Extracted data entries

::::::::::

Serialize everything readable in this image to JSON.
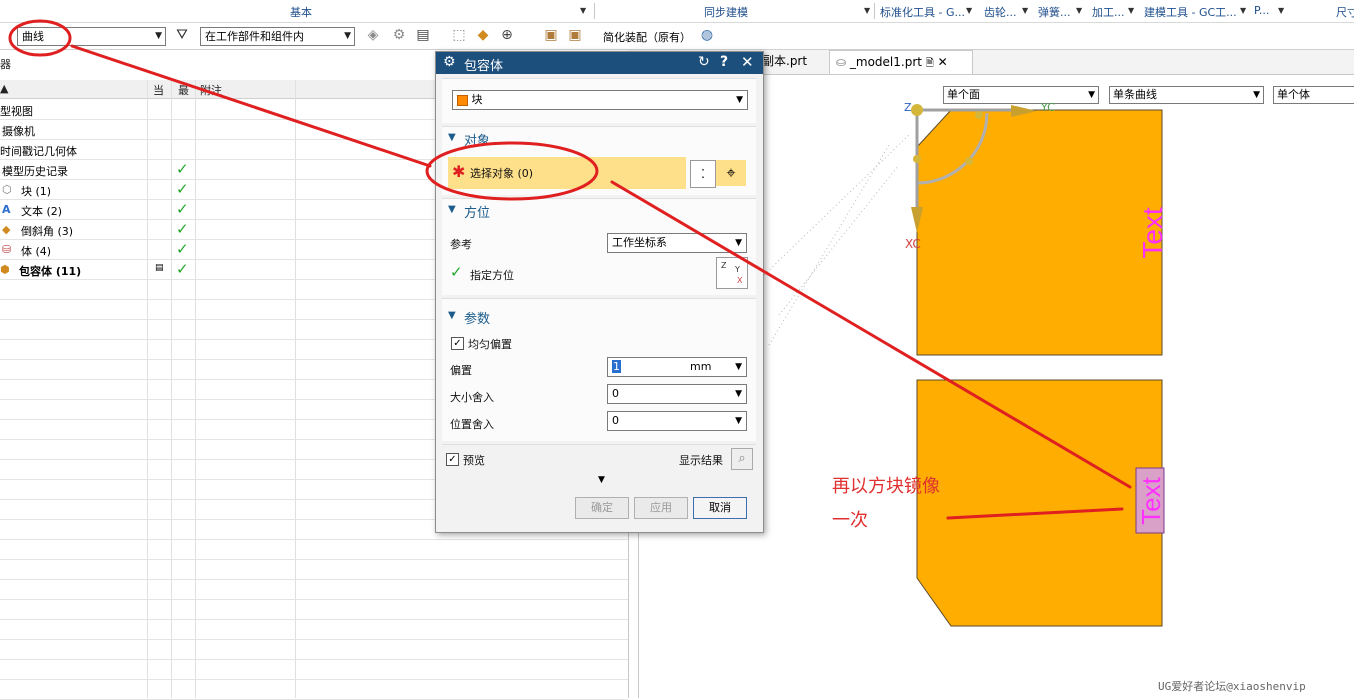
{
  "ribbon": {
    "groups": [
      "基本",
      "同步建模",
      "标准化工具 - G...",
      "齿轮...",
      "弹簧...",
      "加工...",
      "建模工具 - GC工...",
      "P...",
      "尺寸"
    ]
  },
  "toolbar": {
    "type_filter": "曲线",
    "scope_filter": "在工作部件和组件内",
    "simplify_label": "简化装配（原有）"
  },
  "navigator": {
    "title_fragment": "器",
    "columns": {
      "name": "▲",
      "current": "当",
      "latest": "最",
      "notes": "附注"
    },
    "rows": [
      {
        "label": "型视图",
        "check": false
      },
      {
        "label": "摄像机",
        "check": false
      },
      {
        "label": "时间戳记几何体",
        "check": false
      },
      {
        "label": "模型历史记录",
        "check": true
      },
      {
        "label": "块 (1)",
        "check": true,
        "icon": "block-icon"
      },
      {
        "label": "文本 (2)",
        "check": true,
        "icon": "text-icon"
      },
      {
        "label": "倒斜角 (3)",
        "check": true,
        "icon": "chamfer-icon"
      },
      {
        "label": "体 (4)",
        "check": true,
        "icon": "body-icon"
      },
      {
        "label": "包容体 (11)",
        "check": true,
        "icon": "bounding-body-icon",
        "bold": true
      }
    ]
  },
  "tabs": [
    {
      "label": "副本.prt"
    },
    {
      "label": "_model1.prt",
      "active": true
    }
  ],
  "viewport": {
    "filters": [
      "单个面",
      "单条曲线",
      "单个体"
    ],
    "axis_labels": {
      "z": "Z",
      "x": "XC",
      "y": "YC"
    },
    "model_text_top": "Text",
    "model_text_bottom": "Text",
    "annotation_line1": "再以方块镜像",
    "annotation_line2": "一次"
  },
  "dialog": {
    "title": "包容体",
    "type_value": "块",
    "sections": {
      "object": "对象",
      "orientation": "方位",
      "params": "参数"
    },
    "select_object": "选择对象 (0)",
    "reference_label": "参考",
    "reference_value": "工作坐标系",
    "specify_orientation": "指定方位",
    "uniform_offset": "均匀偏置",
    "offset_label": "偏置",
    "offset_value": "1",
    "offset_unit": "mm",
    "size_round_label": "大小舍入",
    "size_round_value": "0",
    "pos_round_label": "位置舍入",
    "pos_round_value": "0",
    "preview_label": "预览",
    "show_result_label": "显示结果",
    "ok": "确定",
    "apply": "应用",
    "cancel": "取消"
  },
  "colors": {
    "title_bar": "#1c4f7c",
    "part_fill": "#ffad00",
    "annotation": "#e03030",
    "text_magenta": "#ff2fff"
  },
  "watermark": "UG爱好者论坛@xiaoshenvip"
}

::::::::::

• [EXERCISE REQUIREMENTS] In the records above, how many lines contain the word "body"? Give the number alone.

• [RIGHT ANSWER] 2